#### EXERCISE INPUT
%%

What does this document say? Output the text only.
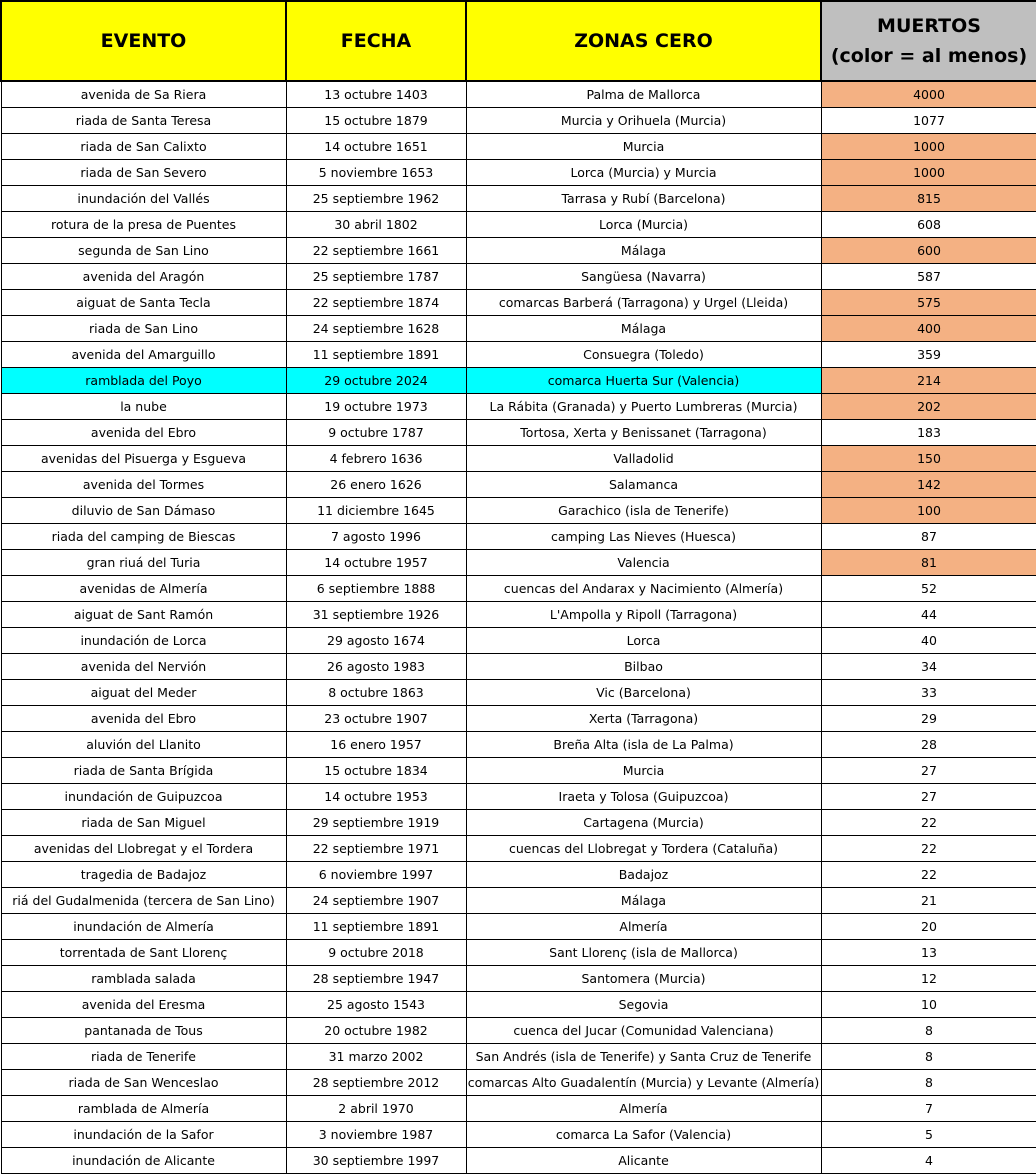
EVENTO	FECHA	ZONAS CERO	MUERTOS
(color = al menos)
avenida de Sa Riera	13 octubre 1403	Palma de Mallorca	4000
riada de Santa Teresa	15 octubre 1879	Murcia y Orihuela (Murcia)	1077
riada de San Calixto	14 octubre 1651	Murcia	1000
riada de San Severo	5 noviembre 1653	Lorca (Murcia) y Murcia	1000
inundación del Vallés	25 septiembre 1962	Tarrasa y Rubí (Barcelona)	815
rotura de la presa de Puentes	30 abril 1802	Lorca (Murcia)	608
segunda de San Lino	22 septiembre 1661	Málaga	600
avenida del Aragón	25 septiembre 1787	Sangüesa (Navarra)	587
aiguat de Santa Tecla	22 septiembre 1874	comarcas Barberá (Tarragona) y Urgel (Lleida)	575
riada de San Lino	24 septiembre 1628	Málaga	400
avenida del Amarguillo	11 septiembre 1891	Consuegra (Toledo)	359
ramblada del Poyo	29 octubre 2024	comarca Huerta Sur (Valencia)	214
la nube	19 octubre 1973	La Rábita (Granada) y Puerto Lumbreras (Murcia)	202
avenida del Ebro	9 octubre 1787	Tortosa, Xerta y Benissanet (Tarragona)	183
avenidas del Pisuerga y Esgueva	4 febrero 1636	Valladolid	150
avenida del Tormes	26 enero 1626	Salamanca	142
diluvio de San Dámaso	11 diciembre 1645	Garachico (isla de Tenerife)	100
riada del camping de Biescas	7 agosto 1996	camping Las Nieves (Huesca)	87
gran riuá del Turia	14 octubre 1957	Valencia	81
avenidas de Almería	6 septiembre 1888	cuencas del Andarax y Nacimiento (Almería)	52
aiguat de Sant Ramón	31 septiembre 1926	L'Ampolla y Ripoll (Tarragona)	44
inundación de Lorca	29 agosto 1674	Lorca	40
avenida del Nervión	26 agosto 1983	Bilbao	34
aiguat del Meder	8 octubre 1863	Vic (Barcelona)	33
avenida del Ebro	23 octubre 1907	Xerta (Tarragona)	29
aluvión del Llanito	16 enero 1957	Breña Alta (isla de La Palma)	28
riada de Santa Brígida	15 octubre 1834	Murcia	27
inundación de Guipuzcoa	14 octubre 1953	Iraeta y Tolosa (Guipuzcoa)	27
riada de San Miguel	29 septiembre 1919	Cartagena (Murcia)	22
avenidas del Llobregat y el Tordera	22 septiembre 1971	cuencas del Llobregat y Tordera (Cataluña)	22
tragedia de Badajoz	6 noviembre 1997	Badajoz	22
riá del Gudalmenida (tercera de San Lino)	24 septiembre 1907	Málaga	21
inundación de Almería	11 septiembre 1891	Almería	20
torrentada de Sant Llorenç	9 octubre 2018	Sant Llorenç (isla de Mallorca)	13
ramblada salada	28 septiembre 1947	Santomera (Murcia)	12
avenida del Eresma	25 agosto 1543	Segovia	10
pantanada de Tous	20 octubre 1982	cuenca del Jucar (Comunidad Valenciana)	8
riada de Tenerife	31 marzo 2002	San Andrés (isla de Tenerife) y Santa Cruz de Tenerife	8
riada de San Wenceslao	28 septiembre 2012	comarcas Alto Guadalentín (Murcia) y Levante (Almería)	8
ramblada de Almería	2 abril 1970	Almería	7
inundación de la Safor	3 noviembre 1987	comarca La Safor (Valencia)	5
inundación de Alicante	30 septiembre 1997	Alicante	4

%%

#### REQUIRED TASK
Wherever the string "inundación" appears in the entries above, list that line.

#### RESPONSE BELOW
inundación del Vallés	25 septiembre 1962	Tarrasa y Rubí (Barcelona)	815
inundación de Lorca	29 agosto 1674	Lorca	40
inundación de Guipuzcoa	14 octubre 1953	Iraeta y Tolosa (Guipuzcoa)	27
inundación de Almería	11 septiembre 1891	Almería	20
inundación de la Safor	3 noviembre 1987	comarca La Safor (Valencia)	5
inundación de Alicante	30 septiembre 1997	Alicante	4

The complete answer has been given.